===== Recorded information

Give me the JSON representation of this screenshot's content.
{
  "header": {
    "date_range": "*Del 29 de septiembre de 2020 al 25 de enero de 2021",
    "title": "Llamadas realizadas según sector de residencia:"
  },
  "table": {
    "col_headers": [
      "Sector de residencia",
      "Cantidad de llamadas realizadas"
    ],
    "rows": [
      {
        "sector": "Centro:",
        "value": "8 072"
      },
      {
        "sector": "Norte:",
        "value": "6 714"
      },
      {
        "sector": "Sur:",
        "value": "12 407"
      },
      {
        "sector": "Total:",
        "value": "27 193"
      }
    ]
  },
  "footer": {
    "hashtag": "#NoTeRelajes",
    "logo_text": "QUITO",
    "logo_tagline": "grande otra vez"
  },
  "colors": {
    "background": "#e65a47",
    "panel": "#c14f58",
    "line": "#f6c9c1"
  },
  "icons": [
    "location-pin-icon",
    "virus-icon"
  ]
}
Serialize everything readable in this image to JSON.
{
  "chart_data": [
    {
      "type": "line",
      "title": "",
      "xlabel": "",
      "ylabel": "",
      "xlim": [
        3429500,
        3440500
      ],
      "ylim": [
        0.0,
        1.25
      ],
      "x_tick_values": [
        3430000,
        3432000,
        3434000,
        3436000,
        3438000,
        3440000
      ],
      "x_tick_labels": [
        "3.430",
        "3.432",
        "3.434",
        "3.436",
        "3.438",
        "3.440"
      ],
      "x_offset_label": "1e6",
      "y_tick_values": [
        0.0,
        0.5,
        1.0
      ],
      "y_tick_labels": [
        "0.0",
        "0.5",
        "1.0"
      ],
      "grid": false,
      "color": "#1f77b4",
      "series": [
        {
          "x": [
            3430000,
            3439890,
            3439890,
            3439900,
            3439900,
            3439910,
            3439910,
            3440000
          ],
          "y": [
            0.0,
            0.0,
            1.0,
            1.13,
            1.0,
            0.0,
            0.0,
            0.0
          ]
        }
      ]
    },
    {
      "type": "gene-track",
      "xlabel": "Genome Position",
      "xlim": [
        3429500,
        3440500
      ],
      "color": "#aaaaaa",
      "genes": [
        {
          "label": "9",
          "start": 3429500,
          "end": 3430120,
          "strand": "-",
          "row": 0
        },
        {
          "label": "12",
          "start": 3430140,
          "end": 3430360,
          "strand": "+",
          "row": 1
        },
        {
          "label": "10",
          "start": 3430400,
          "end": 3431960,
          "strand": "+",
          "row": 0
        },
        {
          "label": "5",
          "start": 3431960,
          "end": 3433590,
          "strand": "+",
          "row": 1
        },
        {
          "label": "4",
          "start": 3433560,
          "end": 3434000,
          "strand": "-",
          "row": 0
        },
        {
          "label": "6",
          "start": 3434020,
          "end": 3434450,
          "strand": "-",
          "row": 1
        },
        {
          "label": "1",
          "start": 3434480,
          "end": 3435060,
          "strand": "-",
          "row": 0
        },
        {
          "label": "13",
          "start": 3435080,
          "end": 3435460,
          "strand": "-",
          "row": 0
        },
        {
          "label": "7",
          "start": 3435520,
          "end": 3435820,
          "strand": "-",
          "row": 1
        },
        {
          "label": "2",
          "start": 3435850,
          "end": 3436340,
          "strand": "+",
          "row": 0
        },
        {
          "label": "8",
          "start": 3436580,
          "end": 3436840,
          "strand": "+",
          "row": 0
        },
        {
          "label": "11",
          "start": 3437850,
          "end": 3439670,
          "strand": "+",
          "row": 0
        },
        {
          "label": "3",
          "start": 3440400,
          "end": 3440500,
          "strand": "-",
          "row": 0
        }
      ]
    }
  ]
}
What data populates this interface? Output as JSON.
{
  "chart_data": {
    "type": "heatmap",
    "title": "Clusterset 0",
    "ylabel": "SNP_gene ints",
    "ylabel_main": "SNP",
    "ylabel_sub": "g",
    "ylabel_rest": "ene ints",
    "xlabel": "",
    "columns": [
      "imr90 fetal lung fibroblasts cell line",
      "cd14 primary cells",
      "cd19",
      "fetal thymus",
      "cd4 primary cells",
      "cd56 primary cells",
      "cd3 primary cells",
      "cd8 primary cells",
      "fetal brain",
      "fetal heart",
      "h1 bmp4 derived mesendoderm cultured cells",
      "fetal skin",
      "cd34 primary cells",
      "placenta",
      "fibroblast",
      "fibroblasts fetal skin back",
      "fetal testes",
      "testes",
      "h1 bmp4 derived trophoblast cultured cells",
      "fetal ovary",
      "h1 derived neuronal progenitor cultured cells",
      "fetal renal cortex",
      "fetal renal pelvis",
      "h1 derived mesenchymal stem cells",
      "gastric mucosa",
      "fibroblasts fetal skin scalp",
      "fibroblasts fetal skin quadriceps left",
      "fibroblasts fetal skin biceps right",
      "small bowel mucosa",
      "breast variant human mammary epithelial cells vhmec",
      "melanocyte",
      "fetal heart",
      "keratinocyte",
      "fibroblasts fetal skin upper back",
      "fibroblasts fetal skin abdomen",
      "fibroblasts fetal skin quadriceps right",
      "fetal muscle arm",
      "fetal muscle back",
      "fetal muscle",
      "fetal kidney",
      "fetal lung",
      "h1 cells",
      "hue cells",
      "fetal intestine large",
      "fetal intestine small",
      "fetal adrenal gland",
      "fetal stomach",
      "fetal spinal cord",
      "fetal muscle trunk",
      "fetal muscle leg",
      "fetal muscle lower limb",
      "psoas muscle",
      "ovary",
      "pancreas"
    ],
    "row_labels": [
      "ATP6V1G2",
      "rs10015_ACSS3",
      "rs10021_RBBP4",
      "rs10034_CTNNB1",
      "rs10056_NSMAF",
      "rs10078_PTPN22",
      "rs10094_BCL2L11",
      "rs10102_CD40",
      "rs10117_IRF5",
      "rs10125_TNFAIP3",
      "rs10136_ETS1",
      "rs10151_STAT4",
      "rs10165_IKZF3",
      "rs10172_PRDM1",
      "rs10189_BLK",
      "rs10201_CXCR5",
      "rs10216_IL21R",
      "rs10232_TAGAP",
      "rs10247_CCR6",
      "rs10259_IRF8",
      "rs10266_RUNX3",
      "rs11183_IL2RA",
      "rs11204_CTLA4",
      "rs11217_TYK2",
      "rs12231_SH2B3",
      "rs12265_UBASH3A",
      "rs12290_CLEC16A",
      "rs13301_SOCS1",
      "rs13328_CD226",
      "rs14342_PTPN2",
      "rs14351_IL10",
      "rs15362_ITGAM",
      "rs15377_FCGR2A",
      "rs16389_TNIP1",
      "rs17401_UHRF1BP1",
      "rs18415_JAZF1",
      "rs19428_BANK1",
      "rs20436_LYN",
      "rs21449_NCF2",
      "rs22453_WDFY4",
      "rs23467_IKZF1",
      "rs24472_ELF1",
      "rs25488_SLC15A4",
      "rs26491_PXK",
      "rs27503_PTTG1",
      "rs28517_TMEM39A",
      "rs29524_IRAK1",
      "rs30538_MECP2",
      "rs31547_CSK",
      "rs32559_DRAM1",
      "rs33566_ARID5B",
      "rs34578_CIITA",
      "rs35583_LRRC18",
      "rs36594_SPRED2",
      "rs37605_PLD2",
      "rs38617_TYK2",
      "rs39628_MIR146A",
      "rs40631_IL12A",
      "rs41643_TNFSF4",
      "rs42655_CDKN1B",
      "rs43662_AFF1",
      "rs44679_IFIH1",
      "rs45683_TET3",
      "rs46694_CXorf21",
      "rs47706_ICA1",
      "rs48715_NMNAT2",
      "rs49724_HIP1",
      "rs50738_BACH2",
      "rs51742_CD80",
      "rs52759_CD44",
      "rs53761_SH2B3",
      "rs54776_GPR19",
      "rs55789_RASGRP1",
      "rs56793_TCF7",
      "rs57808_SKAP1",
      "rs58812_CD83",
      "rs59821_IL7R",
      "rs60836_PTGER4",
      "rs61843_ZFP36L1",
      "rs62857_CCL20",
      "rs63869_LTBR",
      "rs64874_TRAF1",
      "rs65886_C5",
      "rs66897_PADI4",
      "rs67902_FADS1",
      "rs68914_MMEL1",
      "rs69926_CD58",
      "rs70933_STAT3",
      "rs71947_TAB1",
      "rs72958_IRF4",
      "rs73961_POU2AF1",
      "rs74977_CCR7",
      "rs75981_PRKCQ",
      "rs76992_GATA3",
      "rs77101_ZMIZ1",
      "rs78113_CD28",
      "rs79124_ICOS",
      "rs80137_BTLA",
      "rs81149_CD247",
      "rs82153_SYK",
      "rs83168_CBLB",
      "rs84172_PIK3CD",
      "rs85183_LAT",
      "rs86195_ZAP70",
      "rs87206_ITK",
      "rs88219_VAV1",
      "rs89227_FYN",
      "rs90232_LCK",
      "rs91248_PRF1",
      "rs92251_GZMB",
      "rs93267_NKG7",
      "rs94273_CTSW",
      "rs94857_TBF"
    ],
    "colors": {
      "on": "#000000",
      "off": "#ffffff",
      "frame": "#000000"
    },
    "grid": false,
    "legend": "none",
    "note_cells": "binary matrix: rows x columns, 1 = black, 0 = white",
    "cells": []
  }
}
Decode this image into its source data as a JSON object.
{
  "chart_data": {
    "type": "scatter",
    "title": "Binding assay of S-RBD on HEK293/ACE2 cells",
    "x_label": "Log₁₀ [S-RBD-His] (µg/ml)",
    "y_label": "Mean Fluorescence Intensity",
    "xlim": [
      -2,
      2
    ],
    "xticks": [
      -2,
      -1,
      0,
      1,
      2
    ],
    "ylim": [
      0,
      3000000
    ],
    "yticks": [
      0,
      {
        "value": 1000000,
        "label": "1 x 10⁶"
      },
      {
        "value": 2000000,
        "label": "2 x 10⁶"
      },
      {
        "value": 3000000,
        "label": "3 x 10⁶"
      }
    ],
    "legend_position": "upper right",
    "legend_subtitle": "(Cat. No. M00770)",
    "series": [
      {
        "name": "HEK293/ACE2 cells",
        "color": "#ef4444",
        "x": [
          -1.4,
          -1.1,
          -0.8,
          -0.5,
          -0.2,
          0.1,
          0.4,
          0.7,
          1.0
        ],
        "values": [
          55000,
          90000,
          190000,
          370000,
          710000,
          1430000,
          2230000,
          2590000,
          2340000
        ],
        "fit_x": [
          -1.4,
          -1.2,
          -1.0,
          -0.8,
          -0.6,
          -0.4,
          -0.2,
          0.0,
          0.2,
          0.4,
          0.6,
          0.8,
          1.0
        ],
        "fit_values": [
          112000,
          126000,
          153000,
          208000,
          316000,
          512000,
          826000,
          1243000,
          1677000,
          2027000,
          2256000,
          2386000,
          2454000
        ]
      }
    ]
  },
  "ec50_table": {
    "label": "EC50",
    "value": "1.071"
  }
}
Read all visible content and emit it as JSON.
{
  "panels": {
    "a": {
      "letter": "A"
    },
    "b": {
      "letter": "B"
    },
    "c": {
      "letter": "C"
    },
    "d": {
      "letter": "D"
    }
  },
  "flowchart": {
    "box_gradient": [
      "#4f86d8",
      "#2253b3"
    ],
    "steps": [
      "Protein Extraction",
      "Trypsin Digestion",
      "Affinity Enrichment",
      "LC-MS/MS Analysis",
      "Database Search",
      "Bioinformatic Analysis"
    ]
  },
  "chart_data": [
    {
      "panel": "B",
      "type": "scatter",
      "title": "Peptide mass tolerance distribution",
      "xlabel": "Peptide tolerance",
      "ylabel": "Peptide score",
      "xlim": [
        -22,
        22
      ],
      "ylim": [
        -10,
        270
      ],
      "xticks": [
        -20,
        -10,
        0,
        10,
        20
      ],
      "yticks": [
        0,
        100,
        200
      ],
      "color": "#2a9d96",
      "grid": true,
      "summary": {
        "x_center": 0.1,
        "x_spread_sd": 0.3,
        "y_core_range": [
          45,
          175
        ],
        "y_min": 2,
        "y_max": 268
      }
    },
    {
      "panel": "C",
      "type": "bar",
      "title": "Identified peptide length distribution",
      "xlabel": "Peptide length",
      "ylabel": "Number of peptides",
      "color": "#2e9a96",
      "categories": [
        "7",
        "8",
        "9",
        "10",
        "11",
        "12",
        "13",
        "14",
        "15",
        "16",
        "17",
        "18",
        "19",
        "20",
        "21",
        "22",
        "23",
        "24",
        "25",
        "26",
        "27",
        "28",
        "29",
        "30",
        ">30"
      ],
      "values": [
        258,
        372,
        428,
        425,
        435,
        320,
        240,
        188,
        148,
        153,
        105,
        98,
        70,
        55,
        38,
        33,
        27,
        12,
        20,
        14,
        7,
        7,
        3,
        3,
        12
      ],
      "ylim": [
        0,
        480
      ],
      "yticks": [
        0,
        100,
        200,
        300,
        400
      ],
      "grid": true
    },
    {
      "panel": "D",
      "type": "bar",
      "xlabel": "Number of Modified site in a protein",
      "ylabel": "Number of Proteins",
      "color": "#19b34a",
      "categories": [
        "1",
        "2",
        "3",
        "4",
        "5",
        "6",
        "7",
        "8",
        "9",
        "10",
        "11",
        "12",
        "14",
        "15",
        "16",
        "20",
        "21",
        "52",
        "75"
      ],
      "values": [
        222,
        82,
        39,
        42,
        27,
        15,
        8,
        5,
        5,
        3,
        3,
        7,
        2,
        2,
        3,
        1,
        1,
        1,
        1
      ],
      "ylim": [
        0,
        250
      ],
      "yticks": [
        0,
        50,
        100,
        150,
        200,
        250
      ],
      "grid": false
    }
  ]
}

==========

● **Assignment**
Copy out the lines above that hold the string "image".

● **Written response**
Serialize everything readable in this image to JSON.
Decode this image into its source data as a JSON object.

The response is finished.